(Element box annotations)
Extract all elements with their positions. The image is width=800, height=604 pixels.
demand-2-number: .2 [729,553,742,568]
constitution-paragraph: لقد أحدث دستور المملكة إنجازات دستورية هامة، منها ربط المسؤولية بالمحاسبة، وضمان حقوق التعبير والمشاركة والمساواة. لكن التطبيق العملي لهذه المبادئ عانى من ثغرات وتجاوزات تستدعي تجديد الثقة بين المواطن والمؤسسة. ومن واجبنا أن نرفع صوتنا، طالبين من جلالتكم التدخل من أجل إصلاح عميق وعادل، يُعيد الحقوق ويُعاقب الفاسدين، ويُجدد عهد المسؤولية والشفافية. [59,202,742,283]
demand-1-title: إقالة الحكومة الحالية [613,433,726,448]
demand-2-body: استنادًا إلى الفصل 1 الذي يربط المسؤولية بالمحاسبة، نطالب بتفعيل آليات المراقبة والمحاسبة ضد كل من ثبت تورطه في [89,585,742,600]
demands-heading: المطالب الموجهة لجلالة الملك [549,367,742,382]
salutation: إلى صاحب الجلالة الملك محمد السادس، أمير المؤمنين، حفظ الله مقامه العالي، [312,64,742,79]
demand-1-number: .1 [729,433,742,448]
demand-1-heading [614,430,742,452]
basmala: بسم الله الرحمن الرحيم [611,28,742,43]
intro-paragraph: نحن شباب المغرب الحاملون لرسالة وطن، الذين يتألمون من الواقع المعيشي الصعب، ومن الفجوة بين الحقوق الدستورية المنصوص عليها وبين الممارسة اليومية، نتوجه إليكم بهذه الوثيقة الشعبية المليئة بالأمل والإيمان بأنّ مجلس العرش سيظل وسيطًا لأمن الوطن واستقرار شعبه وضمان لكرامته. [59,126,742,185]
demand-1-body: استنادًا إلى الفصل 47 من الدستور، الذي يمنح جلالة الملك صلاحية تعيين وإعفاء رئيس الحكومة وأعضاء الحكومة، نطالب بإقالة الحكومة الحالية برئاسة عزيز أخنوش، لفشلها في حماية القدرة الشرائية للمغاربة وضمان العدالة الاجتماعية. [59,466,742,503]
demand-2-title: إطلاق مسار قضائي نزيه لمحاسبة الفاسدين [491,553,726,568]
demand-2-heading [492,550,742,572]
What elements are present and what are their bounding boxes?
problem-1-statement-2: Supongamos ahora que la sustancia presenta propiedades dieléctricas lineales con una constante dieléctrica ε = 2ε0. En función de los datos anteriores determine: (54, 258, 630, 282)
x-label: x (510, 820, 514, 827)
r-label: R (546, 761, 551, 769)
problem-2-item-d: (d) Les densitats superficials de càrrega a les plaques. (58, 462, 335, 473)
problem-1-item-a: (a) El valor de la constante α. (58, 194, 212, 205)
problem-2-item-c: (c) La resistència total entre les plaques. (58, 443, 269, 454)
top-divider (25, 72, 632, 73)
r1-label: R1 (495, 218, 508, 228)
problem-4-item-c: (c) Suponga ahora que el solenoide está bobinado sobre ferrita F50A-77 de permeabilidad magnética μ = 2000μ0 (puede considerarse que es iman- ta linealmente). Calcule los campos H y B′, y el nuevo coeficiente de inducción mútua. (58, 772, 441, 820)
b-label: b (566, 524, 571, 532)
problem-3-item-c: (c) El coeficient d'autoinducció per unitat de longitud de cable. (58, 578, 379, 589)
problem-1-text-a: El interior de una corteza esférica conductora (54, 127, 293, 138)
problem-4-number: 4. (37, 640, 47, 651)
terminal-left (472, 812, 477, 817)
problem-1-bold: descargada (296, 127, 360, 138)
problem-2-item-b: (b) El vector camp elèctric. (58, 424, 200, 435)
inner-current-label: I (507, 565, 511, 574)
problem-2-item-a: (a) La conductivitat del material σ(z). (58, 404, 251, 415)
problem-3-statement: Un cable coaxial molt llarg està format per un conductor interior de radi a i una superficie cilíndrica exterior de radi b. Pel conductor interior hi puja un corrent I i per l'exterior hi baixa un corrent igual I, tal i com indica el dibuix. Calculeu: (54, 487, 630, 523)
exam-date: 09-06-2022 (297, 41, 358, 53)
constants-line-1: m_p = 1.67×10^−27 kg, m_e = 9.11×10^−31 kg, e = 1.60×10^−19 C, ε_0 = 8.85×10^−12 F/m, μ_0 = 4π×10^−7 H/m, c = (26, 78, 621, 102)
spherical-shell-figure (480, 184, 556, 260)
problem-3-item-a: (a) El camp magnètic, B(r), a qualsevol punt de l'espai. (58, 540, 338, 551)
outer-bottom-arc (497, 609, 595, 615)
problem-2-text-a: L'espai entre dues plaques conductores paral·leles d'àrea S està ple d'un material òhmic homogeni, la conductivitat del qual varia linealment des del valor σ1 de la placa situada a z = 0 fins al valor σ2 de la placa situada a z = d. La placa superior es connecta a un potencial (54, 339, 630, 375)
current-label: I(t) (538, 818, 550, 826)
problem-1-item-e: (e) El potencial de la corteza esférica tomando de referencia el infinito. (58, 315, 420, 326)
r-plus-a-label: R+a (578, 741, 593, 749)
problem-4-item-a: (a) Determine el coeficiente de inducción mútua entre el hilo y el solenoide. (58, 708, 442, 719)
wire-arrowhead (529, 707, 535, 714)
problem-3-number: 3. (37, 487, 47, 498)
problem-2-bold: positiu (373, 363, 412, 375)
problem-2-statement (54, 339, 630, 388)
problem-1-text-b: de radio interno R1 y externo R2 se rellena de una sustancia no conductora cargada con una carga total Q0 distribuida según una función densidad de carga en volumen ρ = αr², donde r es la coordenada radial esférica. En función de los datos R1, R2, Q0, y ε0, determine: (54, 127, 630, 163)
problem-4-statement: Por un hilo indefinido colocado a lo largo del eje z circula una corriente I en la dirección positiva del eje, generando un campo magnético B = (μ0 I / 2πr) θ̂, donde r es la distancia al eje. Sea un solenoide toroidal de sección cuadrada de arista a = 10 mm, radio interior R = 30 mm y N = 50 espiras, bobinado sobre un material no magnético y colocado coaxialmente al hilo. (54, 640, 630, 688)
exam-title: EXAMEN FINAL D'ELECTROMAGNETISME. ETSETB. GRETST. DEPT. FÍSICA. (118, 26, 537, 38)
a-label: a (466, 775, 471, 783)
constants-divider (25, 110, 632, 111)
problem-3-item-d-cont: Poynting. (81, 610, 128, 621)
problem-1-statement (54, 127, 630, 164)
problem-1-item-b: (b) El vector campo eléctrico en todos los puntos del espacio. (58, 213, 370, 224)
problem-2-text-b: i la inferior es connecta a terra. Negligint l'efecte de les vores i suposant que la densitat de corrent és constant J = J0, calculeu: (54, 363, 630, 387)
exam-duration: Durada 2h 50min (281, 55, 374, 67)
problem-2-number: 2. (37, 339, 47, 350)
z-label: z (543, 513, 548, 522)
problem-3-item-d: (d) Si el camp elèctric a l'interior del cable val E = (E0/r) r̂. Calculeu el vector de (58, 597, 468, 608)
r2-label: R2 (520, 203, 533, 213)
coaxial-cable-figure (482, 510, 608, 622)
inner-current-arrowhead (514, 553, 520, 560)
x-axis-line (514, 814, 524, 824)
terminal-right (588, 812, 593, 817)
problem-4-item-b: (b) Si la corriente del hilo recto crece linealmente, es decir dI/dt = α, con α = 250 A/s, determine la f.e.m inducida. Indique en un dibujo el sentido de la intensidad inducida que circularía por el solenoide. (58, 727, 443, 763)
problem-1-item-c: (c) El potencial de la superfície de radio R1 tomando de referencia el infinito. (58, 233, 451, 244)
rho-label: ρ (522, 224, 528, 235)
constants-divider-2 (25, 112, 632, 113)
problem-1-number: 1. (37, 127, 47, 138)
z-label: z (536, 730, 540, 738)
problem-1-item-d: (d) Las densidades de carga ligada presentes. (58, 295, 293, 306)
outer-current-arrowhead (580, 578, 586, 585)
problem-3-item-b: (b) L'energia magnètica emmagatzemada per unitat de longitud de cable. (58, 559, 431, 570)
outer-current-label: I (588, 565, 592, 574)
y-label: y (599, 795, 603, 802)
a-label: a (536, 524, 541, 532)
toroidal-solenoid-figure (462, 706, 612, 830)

Work instructions: Write out the material verbatim from its first line through the line containing "demand-2-number: .2 [729,553,742,568]", including both.

Correct output:
Extract all elements with their positions. The image is width=800, height=604 pixels.
demand-2-number: .2 [729,553,742,568]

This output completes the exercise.